### WHAT IS ASKED
Reproduce the following lines exactly, covering all of the records.

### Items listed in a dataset
______
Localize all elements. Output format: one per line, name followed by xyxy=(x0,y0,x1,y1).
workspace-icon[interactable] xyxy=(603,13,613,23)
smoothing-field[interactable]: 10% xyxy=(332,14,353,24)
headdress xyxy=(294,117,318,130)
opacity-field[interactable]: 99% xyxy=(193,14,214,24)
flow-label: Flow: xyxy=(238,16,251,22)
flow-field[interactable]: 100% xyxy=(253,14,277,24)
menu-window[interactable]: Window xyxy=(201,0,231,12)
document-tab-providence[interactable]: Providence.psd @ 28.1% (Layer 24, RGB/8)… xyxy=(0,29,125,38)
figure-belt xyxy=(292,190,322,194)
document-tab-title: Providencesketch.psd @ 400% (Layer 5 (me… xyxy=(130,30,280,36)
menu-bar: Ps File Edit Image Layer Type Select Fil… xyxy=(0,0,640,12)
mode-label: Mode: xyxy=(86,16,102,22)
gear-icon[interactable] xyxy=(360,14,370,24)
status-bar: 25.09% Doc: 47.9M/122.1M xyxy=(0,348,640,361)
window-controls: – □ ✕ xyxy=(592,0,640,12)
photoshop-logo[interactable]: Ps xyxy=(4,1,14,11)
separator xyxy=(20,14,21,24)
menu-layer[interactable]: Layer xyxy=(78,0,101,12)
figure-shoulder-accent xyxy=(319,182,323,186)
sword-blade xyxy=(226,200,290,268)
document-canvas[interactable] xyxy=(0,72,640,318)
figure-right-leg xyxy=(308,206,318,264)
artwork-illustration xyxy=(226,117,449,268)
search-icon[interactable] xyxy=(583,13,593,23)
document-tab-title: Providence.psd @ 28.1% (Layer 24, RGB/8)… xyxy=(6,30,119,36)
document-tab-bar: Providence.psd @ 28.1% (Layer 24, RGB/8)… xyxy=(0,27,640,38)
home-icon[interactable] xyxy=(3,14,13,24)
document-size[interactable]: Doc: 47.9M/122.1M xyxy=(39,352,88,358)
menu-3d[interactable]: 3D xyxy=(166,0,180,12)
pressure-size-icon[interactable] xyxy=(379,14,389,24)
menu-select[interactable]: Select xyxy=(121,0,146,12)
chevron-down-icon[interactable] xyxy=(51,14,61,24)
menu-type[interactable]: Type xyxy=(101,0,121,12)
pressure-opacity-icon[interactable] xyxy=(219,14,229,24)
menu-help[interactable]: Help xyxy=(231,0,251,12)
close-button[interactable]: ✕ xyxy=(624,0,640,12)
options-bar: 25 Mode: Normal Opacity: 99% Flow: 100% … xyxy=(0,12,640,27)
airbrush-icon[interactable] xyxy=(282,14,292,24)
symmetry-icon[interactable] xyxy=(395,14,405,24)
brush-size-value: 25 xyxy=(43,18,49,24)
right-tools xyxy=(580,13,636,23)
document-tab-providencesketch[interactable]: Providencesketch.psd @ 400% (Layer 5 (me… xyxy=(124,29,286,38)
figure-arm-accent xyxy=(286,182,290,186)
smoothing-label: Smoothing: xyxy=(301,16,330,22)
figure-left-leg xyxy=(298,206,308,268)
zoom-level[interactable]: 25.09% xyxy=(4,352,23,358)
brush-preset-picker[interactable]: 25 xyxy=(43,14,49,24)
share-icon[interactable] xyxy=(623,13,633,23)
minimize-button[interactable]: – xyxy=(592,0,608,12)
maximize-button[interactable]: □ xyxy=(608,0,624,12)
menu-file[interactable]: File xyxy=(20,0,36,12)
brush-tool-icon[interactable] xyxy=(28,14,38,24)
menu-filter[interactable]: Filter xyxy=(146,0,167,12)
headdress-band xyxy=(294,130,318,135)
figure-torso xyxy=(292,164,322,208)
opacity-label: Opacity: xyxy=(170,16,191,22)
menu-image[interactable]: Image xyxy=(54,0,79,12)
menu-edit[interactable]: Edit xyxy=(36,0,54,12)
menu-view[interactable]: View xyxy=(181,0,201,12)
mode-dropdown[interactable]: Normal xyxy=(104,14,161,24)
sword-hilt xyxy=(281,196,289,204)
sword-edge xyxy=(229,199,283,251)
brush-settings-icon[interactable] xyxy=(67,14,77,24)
______
### FULL RESPONSE
Localize all elements. Output format: one per line, name followed by xyxy=(x0,y0,x1,y1).
workspace-icon[interactable] xyxy=(603,13,613,23)
smoothing-field[interactable]: 10% xyxy=(332,14,353,24)
headdress xyxy=(294,117,318,130)
opacity-field[interactable]: 99% xyxy=(193,14,214,24)
flow-label: Flow: xyxy=(238,16,251,22)
flow-field[interactable]: 100% xyxy=(253,14,277,24)
menu-window[interactable]: Window xyxy=(201,0,231,12)
document-tab-providence[interactable]: Providence.psd @ 28.1% (Layer 24, RGB/8)… xyxy=(0,29,125,38)
figure-belt xyxy=(292,190,322,194)
document-tab-title: Providencesketch.psd @ 400% (Layer 5 (me… xyxy=(130,30,280,36)
menu-bar: Ps File Edit Image Layer Type Select Fil… xyxy=(0,0,640,12)
mode-label: Mode: xyxy=(86,16,102,22)
gear-icon[interactable] xyxy=(360,14,370,24)
status-bar: 25.09% Doc: 47.9M/122.1M xyxy=(0,348,640,361)
window-controls: – □ ✕ xyxy=(592,0,640,12)
photoshop-logo[interactable]: Ps xyxy=(4,1,14,11)
separator xyxy=(20,14,21,24)
menu-layer[interactable]: Layer xyxy=(78,0,101,12)
figure-shoulder-accent xyxy=(319,182,323,186)
sword-blade xyxy=(226,200,290,268)
document-canvas[interactable] xyxy=(0,72,640,318)
figure-right-leg xyxy=(308,206,318,264)
artwork-illustration xyxy=(226,117,449,268)
search-icon[interactable] xyxy=(583,13,593,23)
document-tab-title: Providence.psd @ 28.1% (Layer 24, RGB/8)… xyxy=(6,30,119,36)
document-tab-bar: Providence.psd @ 28.1% (Layer 24, RGB/8)… xyxy=(0,27,640,38)
home-icon[interactable] xyxy=(3,14,13,24)
document-size[interactable]: Doc: 47.9M/122.1M xyxy=(39,352,88,358)
menu-3d[interactable]: 3D xyxy=(166,0,180,12)
pressure-size-icon[interactable] xyxy=(379,14,389,24)
menu-select[interactable]: Select xyxy=(121,0,146,12)
chevron-down-icon[interactable] xyxy=(51,14,61,24)
menu-type[interactable]: Type xyxy=(101,0,121,12)
pressure-opacity-icon[interactable] xyxy=(219,14,229,24)
menu-help[interactable]: Help xyxy=(231,0,251,12)
close-button[interactable]: ✕ xyxy=(624,0,640,12)
options-bar: 25 Mode: Normal Opacity: 99% Flow: 100% … xyxy=(0,12,640,27)
airbrush-icon[interactable] xyxy=(282,14,292,24)
symmetry-icon[interactable] xyxy=(395,14,405,24)
brush-size-value: 25 xyxy=(43,18,49,24)
right-tools xyxy=(580,13,636,23)
document-tab-providencesketch[interactable]: Providencesketch.psd @ 400% (Layer 5 (me… xyxy=(124,29,286,38)
figure-arm-accent xyxy=(286,182,290,186)
smoothing-label: Smoothing: xyxy=(301,16,330,22)
figure-left-leg xyxy=(298,206,308,268)
zoom-level[interactable]: 25.09% xyxy=(4,352,23,358)
brush-preset-picker[interactable]: 25 xyxy=(43,14,49,24)
share-icon[interactable] xyxy=(623,13,633,23)
minimize-button[interactable]: – xyxy=(592,0,608,12)
maximize-button[interactable]: □ xyxy=(608,0,624,12)
menu-file[interactable]: File xyxy=(20,0,36,12)
brush-tool-icon[interactable] xyxy=(28,14,38,24)
menu-filter[interactable]: Filter xyxy=(146,0,167,12)
headdress-band xyxy=(294,130,318,135)
figure-torso xyxy=(292,164,322,208)
opacity-label: Opacity: xyxy=(170,16,191,22)
menu-image[interactable]: Image xyxy=(54,0,79,12)
menu-edit[interactable]: Edit xyxy=(36,0,54,12)
menu-view[interactable]: View xyxy=(181,0,201,12)
mode-dropdown[interactable]: Normal xyxy=(104,14,161,24)
sword-hilt xyxy=(281,196,289,204)
sword-edge xyxy=(229,199,283,251)
brush-settings-icon[interactable] xyxy=(67,14,77,24)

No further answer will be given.